- **Task statement**: List all lines of the data that include the string "TradingView".

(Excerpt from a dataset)
══════

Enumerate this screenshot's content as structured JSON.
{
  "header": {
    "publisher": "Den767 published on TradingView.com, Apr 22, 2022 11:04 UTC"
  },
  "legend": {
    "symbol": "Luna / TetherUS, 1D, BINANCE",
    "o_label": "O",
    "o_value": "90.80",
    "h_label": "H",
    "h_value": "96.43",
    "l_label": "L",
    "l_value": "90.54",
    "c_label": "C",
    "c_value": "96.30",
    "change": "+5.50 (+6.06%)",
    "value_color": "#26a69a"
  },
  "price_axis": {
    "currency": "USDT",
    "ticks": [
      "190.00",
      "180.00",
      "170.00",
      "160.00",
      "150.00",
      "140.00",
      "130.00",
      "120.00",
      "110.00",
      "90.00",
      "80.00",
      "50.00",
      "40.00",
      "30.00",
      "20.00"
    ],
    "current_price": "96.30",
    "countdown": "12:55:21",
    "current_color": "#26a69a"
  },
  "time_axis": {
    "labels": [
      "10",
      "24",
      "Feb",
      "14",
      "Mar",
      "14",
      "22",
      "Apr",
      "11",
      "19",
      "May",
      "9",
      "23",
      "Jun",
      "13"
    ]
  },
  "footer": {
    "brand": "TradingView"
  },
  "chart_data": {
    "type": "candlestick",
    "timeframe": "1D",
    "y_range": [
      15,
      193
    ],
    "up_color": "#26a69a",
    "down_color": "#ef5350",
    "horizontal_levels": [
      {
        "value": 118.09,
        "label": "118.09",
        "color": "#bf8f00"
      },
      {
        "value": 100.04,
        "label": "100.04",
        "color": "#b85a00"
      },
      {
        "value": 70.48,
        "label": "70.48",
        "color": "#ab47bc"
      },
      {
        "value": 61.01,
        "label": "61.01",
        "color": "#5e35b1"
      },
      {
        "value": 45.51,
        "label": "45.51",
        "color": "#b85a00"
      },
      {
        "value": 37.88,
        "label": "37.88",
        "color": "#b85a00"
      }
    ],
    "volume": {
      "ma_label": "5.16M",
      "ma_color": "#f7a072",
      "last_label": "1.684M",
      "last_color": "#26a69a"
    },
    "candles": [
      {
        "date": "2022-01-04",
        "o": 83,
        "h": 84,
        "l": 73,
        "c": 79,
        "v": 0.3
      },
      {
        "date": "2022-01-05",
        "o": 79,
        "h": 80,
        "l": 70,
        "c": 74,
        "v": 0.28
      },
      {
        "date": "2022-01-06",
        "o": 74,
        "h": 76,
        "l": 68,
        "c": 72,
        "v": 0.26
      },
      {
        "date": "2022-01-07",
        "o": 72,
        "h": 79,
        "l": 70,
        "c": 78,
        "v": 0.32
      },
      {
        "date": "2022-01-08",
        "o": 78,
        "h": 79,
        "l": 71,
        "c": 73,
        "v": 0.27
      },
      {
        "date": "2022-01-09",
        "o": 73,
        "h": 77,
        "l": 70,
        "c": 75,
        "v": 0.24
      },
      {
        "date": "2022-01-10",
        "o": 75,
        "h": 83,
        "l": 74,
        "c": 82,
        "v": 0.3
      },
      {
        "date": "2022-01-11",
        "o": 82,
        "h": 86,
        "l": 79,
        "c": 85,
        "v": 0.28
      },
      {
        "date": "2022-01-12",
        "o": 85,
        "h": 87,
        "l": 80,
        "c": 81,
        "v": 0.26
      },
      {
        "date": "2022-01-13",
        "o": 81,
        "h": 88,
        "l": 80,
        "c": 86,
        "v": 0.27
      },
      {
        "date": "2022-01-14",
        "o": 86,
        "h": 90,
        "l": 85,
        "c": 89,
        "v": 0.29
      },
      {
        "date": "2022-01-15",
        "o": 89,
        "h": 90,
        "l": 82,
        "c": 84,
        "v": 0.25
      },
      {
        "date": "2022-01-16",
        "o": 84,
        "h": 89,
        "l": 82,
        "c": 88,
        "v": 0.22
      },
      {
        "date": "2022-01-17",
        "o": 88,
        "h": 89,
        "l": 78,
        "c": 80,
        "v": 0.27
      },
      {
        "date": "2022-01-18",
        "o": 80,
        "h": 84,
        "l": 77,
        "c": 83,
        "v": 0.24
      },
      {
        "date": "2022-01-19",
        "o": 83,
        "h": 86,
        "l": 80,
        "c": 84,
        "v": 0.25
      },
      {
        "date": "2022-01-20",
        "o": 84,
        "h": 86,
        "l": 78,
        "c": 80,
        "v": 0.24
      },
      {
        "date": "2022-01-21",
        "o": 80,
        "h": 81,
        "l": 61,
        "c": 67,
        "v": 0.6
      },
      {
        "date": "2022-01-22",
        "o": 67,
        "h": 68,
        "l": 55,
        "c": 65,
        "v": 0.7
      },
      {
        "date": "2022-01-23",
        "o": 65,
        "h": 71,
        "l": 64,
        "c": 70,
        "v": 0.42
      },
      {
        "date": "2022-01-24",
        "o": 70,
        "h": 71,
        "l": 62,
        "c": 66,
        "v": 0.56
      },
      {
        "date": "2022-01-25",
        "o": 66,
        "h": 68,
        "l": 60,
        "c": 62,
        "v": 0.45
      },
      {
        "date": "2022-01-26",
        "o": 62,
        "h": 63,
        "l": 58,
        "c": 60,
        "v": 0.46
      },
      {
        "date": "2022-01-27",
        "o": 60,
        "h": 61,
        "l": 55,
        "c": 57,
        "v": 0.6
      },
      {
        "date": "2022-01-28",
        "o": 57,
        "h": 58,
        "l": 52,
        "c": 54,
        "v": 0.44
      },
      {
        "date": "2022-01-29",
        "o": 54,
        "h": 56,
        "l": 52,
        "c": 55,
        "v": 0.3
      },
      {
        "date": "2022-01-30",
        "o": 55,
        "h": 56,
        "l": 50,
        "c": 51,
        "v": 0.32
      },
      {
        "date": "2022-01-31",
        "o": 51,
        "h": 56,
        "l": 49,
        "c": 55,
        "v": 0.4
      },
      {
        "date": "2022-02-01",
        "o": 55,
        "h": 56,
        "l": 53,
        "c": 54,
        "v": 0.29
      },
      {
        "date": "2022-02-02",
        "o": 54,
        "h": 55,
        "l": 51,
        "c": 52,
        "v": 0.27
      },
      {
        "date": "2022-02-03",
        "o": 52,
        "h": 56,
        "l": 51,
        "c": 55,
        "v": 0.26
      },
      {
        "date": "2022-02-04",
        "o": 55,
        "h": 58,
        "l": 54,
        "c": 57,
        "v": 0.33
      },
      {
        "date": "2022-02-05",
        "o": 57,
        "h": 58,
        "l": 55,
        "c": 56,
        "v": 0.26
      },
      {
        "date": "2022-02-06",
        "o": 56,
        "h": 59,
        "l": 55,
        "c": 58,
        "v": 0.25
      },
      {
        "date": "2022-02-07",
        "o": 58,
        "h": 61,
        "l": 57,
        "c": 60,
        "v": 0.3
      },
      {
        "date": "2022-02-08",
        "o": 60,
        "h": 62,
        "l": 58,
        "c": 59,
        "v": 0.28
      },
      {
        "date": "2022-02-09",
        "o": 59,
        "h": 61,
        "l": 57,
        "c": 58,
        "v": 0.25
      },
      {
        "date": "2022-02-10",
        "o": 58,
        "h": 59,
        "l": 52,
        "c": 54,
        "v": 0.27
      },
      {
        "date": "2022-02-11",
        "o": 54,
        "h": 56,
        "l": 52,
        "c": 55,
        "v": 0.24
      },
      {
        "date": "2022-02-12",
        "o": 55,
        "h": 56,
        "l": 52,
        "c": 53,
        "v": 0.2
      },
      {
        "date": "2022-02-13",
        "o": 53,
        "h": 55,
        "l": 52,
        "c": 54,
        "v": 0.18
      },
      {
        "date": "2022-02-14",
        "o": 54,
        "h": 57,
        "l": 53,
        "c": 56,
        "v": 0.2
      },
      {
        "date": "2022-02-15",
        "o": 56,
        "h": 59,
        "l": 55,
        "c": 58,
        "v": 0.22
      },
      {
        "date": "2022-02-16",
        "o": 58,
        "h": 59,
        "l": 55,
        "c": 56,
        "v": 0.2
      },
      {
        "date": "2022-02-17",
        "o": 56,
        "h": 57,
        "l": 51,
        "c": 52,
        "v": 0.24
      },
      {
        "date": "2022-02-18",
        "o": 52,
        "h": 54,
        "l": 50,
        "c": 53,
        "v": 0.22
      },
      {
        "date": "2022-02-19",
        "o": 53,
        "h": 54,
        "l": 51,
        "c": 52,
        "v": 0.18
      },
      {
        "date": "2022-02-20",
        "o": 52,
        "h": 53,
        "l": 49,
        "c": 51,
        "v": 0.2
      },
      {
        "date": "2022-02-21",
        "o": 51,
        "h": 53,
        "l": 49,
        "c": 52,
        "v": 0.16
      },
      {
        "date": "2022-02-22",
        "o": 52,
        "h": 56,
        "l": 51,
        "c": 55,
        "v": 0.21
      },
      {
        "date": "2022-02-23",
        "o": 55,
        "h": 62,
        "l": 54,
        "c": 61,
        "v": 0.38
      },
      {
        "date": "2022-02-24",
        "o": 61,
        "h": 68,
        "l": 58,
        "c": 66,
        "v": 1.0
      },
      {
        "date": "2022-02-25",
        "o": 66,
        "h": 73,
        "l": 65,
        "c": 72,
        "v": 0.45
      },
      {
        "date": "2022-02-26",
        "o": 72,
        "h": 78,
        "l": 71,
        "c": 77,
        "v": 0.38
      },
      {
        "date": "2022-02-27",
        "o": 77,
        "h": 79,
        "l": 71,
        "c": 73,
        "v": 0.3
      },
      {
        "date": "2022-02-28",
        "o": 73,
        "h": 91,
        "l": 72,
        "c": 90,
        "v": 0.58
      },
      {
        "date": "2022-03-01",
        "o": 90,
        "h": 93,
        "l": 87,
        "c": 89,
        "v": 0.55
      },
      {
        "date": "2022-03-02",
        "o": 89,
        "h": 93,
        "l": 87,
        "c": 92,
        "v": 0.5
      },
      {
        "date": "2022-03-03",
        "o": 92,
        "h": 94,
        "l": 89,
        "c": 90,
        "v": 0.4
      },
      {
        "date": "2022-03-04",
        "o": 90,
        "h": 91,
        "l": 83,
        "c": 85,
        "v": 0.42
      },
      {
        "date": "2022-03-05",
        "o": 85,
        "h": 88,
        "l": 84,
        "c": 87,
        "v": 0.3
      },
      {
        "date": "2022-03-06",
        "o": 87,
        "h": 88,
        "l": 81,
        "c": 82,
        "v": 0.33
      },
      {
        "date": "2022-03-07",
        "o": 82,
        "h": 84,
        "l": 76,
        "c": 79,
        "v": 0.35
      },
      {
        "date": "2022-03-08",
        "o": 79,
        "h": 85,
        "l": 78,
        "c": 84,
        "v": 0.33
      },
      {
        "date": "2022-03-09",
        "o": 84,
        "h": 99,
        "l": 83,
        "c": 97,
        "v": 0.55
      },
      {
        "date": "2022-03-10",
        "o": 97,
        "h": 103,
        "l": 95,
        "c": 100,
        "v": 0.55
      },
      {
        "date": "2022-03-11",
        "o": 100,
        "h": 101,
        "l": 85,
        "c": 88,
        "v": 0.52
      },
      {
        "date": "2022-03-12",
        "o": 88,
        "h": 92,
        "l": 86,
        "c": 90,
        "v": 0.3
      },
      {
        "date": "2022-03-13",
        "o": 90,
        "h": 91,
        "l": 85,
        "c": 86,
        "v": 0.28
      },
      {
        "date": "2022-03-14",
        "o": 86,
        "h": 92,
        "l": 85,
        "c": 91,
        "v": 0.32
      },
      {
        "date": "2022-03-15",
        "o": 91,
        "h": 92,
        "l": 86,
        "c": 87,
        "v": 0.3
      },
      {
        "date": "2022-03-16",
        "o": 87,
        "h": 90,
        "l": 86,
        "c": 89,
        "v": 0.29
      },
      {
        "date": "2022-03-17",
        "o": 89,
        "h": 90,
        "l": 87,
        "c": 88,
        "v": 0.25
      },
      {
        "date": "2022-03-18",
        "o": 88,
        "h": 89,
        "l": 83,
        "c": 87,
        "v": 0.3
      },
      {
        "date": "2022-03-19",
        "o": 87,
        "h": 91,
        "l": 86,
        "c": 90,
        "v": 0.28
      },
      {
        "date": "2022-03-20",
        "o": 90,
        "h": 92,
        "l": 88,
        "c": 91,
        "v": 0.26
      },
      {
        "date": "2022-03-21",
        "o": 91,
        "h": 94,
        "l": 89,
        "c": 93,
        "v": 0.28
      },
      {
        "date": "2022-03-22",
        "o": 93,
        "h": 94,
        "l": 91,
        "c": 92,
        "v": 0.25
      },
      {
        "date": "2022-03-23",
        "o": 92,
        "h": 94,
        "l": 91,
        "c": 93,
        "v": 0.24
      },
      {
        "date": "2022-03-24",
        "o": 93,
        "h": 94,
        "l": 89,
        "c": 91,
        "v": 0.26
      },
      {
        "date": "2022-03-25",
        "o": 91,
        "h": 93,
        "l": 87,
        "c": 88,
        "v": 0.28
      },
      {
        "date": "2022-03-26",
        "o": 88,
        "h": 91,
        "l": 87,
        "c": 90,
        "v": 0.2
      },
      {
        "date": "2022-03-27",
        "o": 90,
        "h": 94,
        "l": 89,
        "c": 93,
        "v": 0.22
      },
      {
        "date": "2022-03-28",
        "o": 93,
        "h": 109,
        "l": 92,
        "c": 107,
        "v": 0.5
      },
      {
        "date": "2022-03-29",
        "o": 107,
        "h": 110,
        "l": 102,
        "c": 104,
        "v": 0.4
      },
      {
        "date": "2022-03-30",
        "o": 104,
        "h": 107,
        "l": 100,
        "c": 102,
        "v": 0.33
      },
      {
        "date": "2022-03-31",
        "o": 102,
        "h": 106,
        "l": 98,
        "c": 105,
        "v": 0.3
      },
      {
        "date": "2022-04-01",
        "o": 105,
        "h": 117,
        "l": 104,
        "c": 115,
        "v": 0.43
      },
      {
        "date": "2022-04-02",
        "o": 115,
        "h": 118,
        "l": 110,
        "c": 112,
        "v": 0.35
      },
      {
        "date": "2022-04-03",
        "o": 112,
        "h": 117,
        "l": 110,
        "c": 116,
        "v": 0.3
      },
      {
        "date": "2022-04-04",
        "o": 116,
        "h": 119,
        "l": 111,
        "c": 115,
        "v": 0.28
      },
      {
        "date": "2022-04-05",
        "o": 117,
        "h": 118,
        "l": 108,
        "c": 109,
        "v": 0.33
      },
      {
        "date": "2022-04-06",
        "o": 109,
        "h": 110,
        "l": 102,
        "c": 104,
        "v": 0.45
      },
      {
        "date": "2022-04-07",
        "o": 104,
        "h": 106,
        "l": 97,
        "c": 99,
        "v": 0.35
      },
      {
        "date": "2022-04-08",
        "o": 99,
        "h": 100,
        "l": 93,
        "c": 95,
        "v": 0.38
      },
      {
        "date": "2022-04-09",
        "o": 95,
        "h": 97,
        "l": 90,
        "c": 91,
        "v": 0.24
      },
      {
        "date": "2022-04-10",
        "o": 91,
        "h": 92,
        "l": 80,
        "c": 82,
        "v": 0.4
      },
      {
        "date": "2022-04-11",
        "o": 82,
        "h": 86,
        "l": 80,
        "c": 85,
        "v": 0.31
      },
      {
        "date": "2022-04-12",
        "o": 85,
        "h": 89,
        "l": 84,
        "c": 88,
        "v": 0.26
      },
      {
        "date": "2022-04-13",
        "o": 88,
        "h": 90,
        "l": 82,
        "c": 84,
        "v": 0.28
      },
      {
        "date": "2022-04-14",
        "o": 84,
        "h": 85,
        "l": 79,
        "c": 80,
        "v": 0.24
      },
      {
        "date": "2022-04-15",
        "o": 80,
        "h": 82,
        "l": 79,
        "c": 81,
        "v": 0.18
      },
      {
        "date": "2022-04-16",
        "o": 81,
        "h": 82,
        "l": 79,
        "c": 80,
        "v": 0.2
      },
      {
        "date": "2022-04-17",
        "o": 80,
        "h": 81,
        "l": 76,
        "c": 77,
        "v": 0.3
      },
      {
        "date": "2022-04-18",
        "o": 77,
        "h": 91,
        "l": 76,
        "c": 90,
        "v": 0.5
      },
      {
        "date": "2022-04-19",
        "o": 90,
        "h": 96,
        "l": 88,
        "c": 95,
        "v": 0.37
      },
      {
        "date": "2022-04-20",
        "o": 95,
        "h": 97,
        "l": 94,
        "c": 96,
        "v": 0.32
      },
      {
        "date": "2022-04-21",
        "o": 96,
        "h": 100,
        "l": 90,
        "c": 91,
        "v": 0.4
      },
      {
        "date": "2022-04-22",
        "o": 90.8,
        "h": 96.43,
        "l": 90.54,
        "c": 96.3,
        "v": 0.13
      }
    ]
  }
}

══════

- **Solution for this exercise**:
    "publisher": "Den767 published on TradingView.com, Apr 22, 2022 11:04 UTC"
    "brand": "TradingView"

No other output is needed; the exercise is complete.